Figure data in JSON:
● ● ● ● ●

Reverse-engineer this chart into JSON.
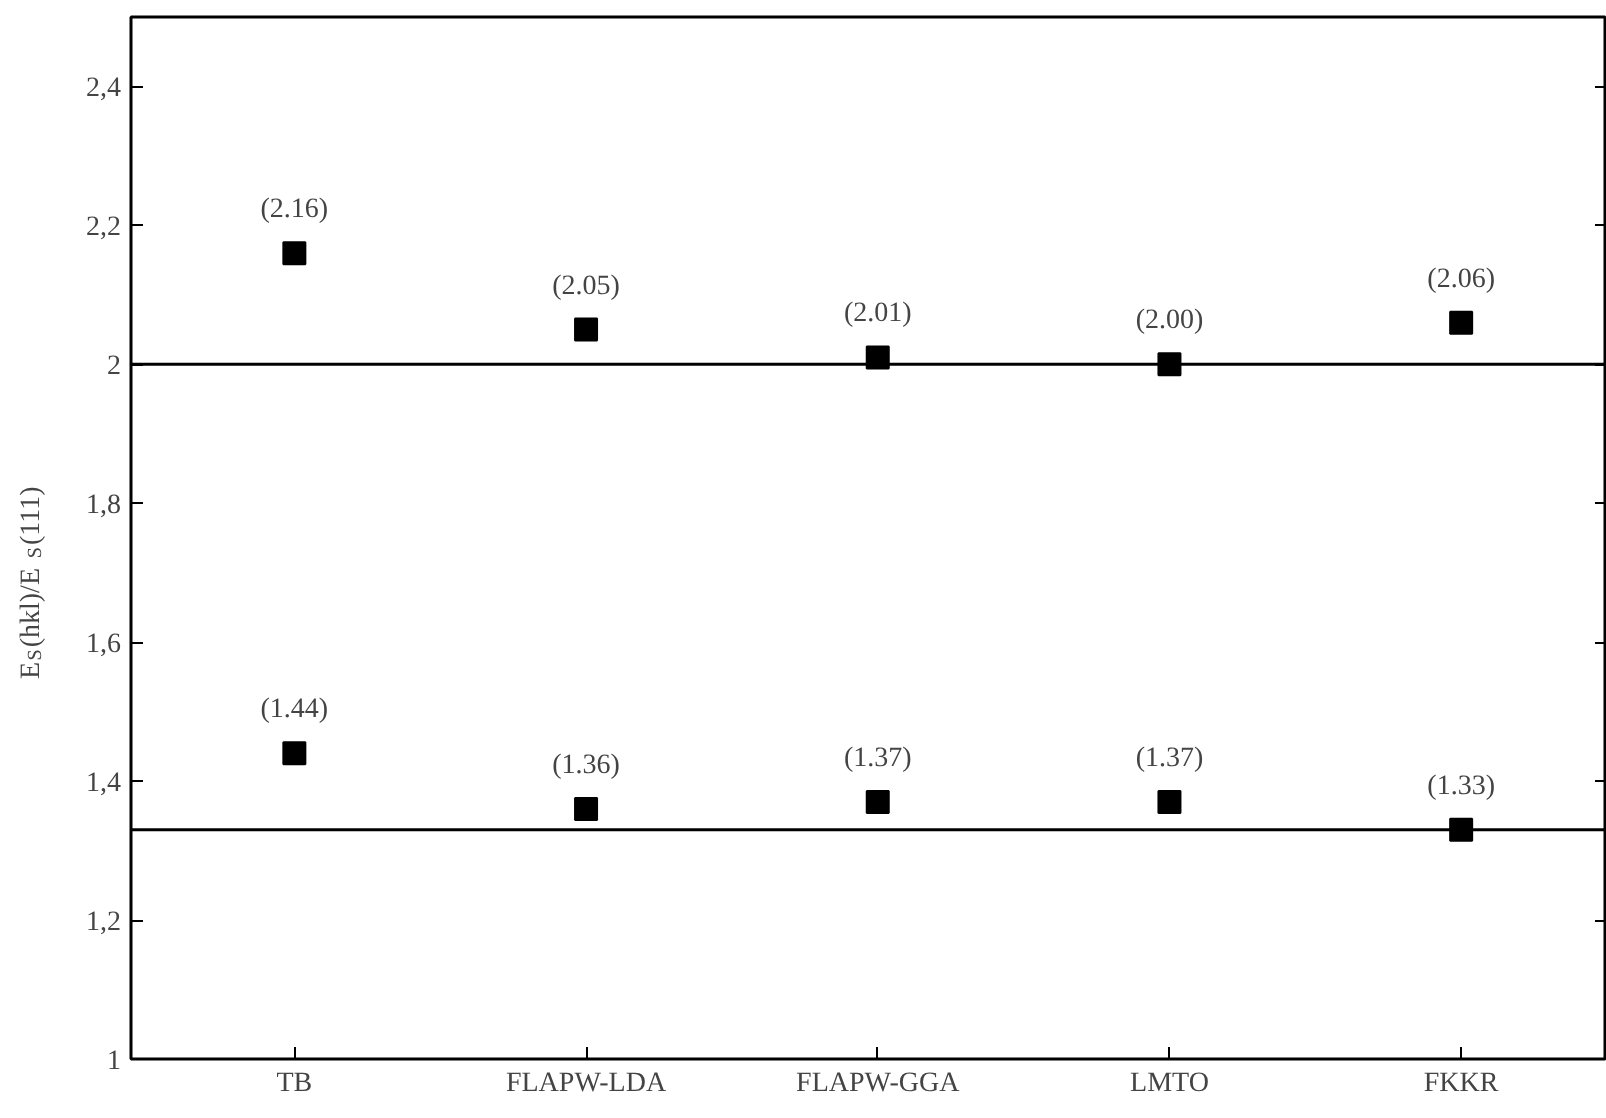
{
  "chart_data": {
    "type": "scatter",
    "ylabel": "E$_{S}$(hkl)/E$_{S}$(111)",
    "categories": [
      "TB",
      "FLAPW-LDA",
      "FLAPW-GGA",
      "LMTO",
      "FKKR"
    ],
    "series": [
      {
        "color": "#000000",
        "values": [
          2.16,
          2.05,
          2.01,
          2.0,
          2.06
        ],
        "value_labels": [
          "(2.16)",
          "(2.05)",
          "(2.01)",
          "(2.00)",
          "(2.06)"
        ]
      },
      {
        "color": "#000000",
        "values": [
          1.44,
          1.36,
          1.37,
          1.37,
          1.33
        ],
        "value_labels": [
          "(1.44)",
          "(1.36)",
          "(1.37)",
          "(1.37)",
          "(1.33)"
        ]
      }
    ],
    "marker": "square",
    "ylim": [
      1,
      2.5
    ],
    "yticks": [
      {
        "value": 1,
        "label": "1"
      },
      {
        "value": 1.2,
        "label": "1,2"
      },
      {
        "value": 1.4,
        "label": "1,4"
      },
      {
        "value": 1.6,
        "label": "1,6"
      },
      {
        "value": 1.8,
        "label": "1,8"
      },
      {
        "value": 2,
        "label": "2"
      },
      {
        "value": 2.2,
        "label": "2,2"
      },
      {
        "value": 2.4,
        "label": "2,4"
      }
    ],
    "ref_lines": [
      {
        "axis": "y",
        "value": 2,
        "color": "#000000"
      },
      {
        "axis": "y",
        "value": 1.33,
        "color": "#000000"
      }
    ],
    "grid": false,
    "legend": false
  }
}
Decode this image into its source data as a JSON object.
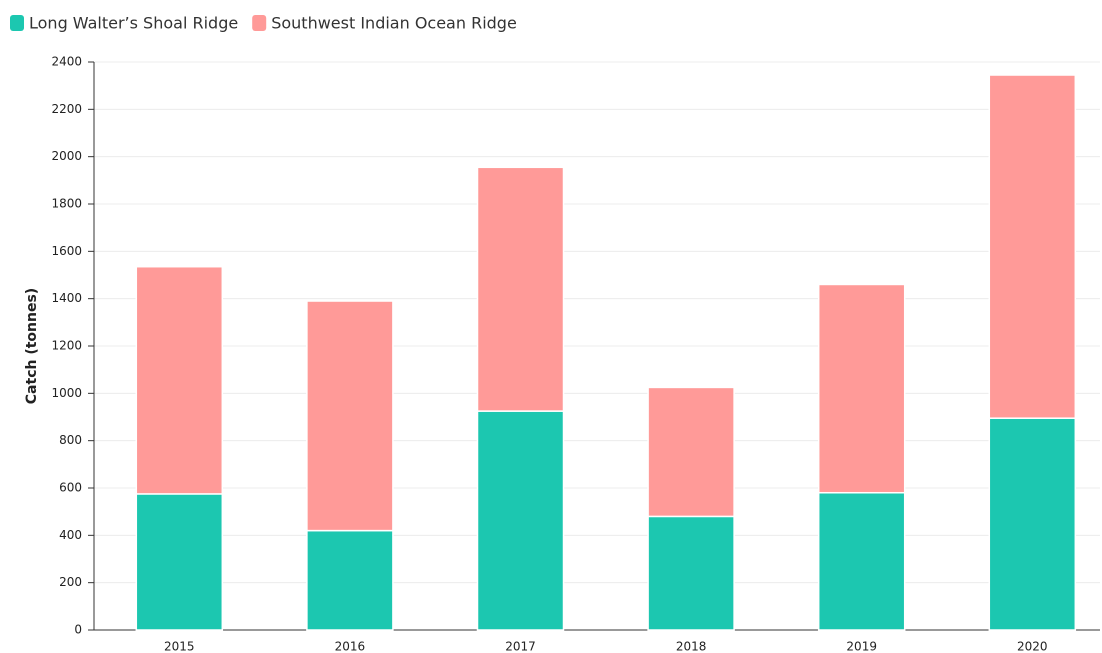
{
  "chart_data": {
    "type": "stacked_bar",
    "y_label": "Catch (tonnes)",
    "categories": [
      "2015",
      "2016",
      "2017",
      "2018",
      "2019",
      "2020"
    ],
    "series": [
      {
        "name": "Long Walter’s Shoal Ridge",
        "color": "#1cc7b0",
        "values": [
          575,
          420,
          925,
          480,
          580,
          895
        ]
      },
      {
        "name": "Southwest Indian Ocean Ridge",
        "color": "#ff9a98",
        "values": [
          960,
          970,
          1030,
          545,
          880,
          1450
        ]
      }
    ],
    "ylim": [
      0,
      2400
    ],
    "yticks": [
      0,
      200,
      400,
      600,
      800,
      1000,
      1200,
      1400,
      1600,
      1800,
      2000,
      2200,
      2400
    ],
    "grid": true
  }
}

● ● ● ● ●

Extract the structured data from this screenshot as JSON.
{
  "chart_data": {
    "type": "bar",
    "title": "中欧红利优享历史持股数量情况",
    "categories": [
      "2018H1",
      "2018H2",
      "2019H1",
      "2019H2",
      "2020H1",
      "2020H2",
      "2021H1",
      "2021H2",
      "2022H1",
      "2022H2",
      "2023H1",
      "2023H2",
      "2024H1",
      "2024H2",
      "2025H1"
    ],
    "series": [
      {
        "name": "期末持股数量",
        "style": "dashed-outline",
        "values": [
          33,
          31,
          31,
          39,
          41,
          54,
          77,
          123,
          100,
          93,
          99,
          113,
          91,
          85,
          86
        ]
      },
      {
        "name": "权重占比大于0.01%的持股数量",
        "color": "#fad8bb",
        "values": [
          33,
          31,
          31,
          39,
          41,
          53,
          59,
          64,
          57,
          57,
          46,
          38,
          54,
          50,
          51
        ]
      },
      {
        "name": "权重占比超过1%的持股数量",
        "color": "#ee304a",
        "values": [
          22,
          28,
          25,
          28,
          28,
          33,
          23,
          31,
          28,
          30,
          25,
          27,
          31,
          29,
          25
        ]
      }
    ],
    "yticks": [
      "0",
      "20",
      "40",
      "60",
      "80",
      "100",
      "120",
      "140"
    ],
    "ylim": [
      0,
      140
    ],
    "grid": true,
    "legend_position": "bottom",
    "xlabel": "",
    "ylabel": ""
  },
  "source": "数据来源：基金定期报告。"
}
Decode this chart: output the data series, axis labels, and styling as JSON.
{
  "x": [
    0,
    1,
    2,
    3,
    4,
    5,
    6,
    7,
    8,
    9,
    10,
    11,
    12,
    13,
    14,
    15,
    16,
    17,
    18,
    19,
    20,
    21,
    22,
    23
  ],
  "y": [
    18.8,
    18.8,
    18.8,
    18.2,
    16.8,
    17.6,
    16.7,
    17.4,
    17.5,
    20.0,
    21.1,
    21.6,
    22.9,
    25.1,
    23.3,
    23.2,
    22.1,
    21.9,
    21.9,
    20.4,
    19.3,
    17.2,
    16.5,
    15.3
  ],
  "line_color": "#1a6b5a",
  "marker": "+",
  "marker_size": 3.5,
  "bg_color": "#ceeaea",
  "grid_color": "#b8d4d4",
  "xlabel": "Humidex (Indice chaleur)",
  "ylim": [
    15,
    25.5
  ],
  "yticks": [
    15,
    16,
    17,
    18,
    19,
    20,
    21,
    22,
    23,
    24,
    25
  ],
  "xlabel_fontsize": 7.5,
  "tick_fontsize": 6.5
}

● ● ● ● ●

Short exercise: Return all lines containing the word "type".

Task answer:
    "type": "scatter",
    "type": "stacked_bar",
    "type": "bar",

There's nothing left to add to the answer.